Collected data>
════════════════════

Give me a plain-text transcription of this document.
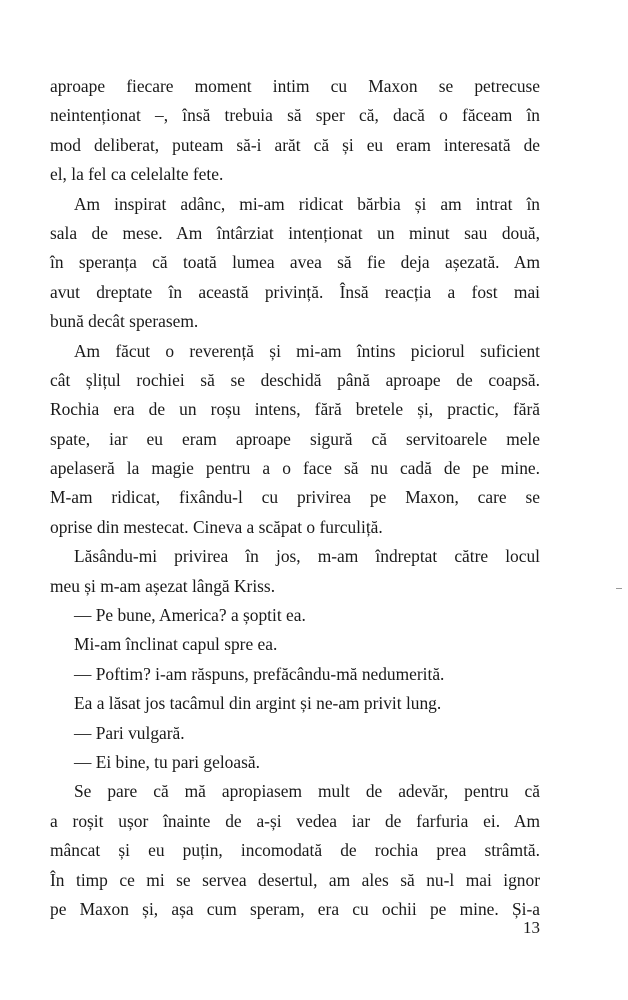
aproape fiecare moment intim cu Maxon se petrecuse
neintenționat –, însă trebuia să sper că, dacă o făceam în
mod deliberat, puteam să-i arăt că și eu eram interesată de
el, la fel ca celelalte fete.
Am inspirat adânc, mi-am ridicat bărbia și am intrat în
sala de mese. Am întârziat intenționat un minut sau două,
în speranța că toată lumea avea să fie deja așezată. Am
avut dreptate în această privință. Însă reacția a fost mai
bună decât sperasem.
Am făcut o reverență și mi-am întins piciorul suficient
cât șlițul rochiei să se deschidă până aproape de coapsă.
Rochia era de un roșu intens, fără bretele și, practic, fără
spate, iar eu eram aproape sigură că servitoarele mele
apelaseră la magie pentru a o face să nu cadă de pe mine.
M-am ridicat, fixându-l cu privirea pe Maxon, care se
oprise din mestecat. Cineva a scăpat o furculiță.
Lăsându-mi privirea în jos, m-am îndreptat către locul
meu și m-am așezat lângă Kriss.
— Pe bune, America? a șoptit ea.
Mi-am înclinat capul spre ea.
— Poftim? i-am răspuns, prefăcându-mă nedumerită.
Ea a lăsat jos tacâmul din argint și ne-am privit lung.
— Pari vulgară.
— Ei bine, tu pari geloasă.
Se pare că mă apropiasem mult de adevăr, pentru că
a roșit ușor înainte de a-și vedea iar de farfuria ei. Am
mâncat și eu puțin, incomodată de rochia prea strâmtă.
În timp ce mi se servea desertul, am ales să nu-l mai ignor
pe Maxon și, așa cum speram, era cu ochii pe mine. Și-a
13
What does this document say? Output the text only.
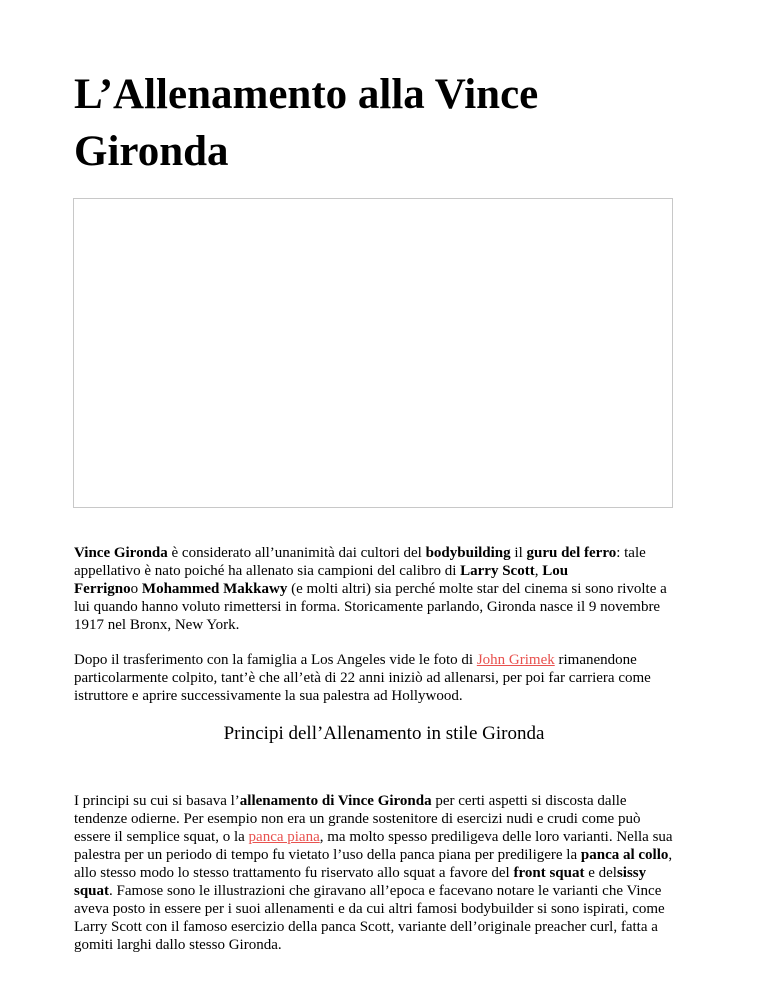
L’Allenamento alla Vince
Gironda
Vince Gironda è considerato all’unanimità dai cultori del bodybuilding il guru del ferro: tale
appellativo è nato poiché ha allenato sia campioni del calibro di Larry Scott, Lou
Ferrignoo Mohammed Makkawy (e molti altri) sia perché molte star del cinema si sono rivolte a
lui quando hanno voluto rimettersi in forma. Storicamente parlando, Gironda nasce il 9 novembre
1917 nel Bronx, New York.
Dopo il trasferimento con la famiglia a Los Angeles vide le foto di John Grimek rimanendone
particolarmente colpito, tant’è che all’età di 22 anni iniziò ad allenarsi, per poi far carriera come
istruttore e aprire successivamente la sua palestra ad Hollywood.
Principi dell’Allenamento in stile Gironda
I principi su cui si basava l’allenamento di Vince Gironda per certi aspetti si discosta dalle
tendenze odierne. Per esempio non era un grande sostenitore di esercizi nudi e crudi come può
essere il semplice squat, o la panca piana, ma molto spesso prediligeva delle loro varianti. Nella sua
palestra per un periodo di tempo fu vietato l’uso della panca piana per prediligere la panca al collo,
allo stesso modo lo stesso trattamento fu riservato allo squat a favore del front squat e delsissy
squat. Famose sono le illustrazioni che giravano all’epoca e facevano notare le varianti che Vince
aveva posto in essere per i suoi allenamenti e da cui altri famosi bodybuilder si sono ispirati, come
Larry Scott con il famoso esercizio della panca Scott, variante dell’originale preacher curl, fatta a
gomiti larghi dallo stesso Gironda.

════════════════════

Using the listing, copy every line where the word "ridicat" shows up.

Am inspirat adânc, mi-am ridicat bărbia și am intrat în
M-am ridicat, fixându-l cu privirea pe Maxon, care se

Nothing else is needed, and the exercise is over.